* What to produce: Write every record out again exactly, and keep images out of it.

---------- Data to use ----------

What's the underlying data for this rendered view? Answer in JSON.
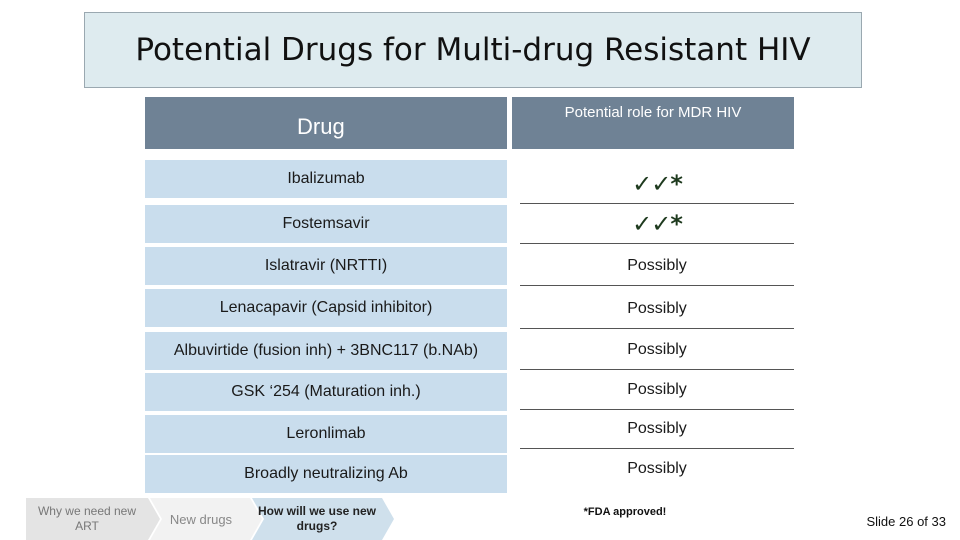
{
  "title": "Potential Drugs for Multi-drug Resistant HIV",
  "table": {
    "header_drug": "Drug",
    "header_role": "Potential role for MDR HIV",
    "rows": [
      {
        "drug": "Ibalizumab",
        "role": "✓✓*"
      },
      {
        "drug": "Fostemsavir",
        "role": "✓✓*"
      },
      {
        "drug": "Islatravir (NRTTI)",
        "role": "Possibly"
      },
      {
        "drug": "Lenacapavir (Capsid inhibitor)",
        "role": "Possibly"
      },
      {
        "drug": "Albuvirtide (fusion inh) + 3BNC117 (b.NAb)",
        "role": "Possibly"
      },
      {
        "drug": "GSK ‘254 (Maturation inh.)",
        "role": "Possibly"
      },
      {
        "drug": "Leronlimab",
        "role": "Possibly"
      },
      {
        "drug": "Broadly neutralizing Ab",
        "role": "Possibly"
      }
    ]
  },
  "footer": {
    "nav_steps": [
      "Why we need new ART",
      "New drugs",
      "How will we use new drugs?"
    ],
    "note": "*FDA approved!",
    "slide_number": "Slide 26 of 33"
  },
  "colors": {
    "header_bg": "#6f8295",
    "row_bg": "#c9dded",
    "title_bg": "#deebef",
    "nav_arrow_1": "#e4e4e4",
    "nav_arrow_2": "#f2f2f2",
    "nav_arrow_3": "#cfe0ec"
  }
}
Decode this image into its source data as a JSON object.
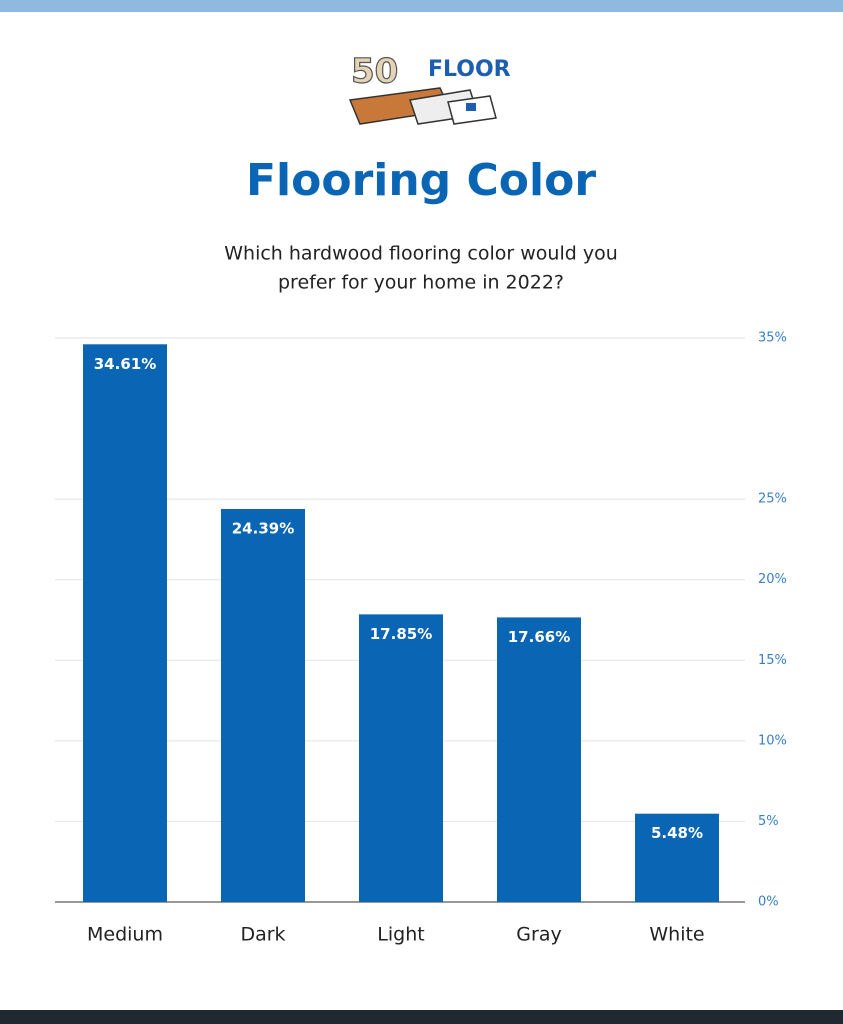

----------

* Answer for this exercise:
What's the underlying data for this rendered view? Answer in JSON.
{
  "title": "Potential Drugs for Multi-drug Resistant HIV",
  "table": {
    "header_drug": "Drug",
    "header_role": "Potential role for MDR HIV",
    "rows": [
      {
        "drug": "Ibalizumab",
        "role": "✓✓*"
      },
      {
        "drug": "Fostemsavir",
        "role": "✓✓*"
      },
      {
        "drug": "Islatravir (NRTTI)",
        "role": "Possibly"
      },
      {
        "drug": "Lenacapavir (Capsid inhibitor)",
        "role": "Possibly"
      },
      {
        "drug": "Albuvirtide (fusion inh) + 3BNC117 (b.NAb)",
        "role": "Possibly"
      },
      {
        "drug": "GSK ‘254 (Maturation inh.)",
        "role": "Possibly"
      },
      {
        "drug": "Leronlimab",
        "role": "Possibly"
      },
      {
        "drug": "Broadly neutralizing Ab",
        "role": "Possibly"
      }
    ]
  },
  "footer": {
    "nav_steps": [
      "Why we need new ART",
      "New drugs",
      "How will we use new drugs?"
    ],
    "note": "*FDA approved!",
    "slide_number": "Slide 26 of 33"
  },
  "colors": {
    "header_bg": "#6f8295",
    "row_bg": "#c9dded",
    "title_bg": "#deebef",
    "nav_arrow_1": "#e4e4e4",
    "nav_arrow_2": "#f2f2f2",
    "nav_arrow_3": "#cfe0ec"
  }
}
Decode this image into its source data as a JSON object.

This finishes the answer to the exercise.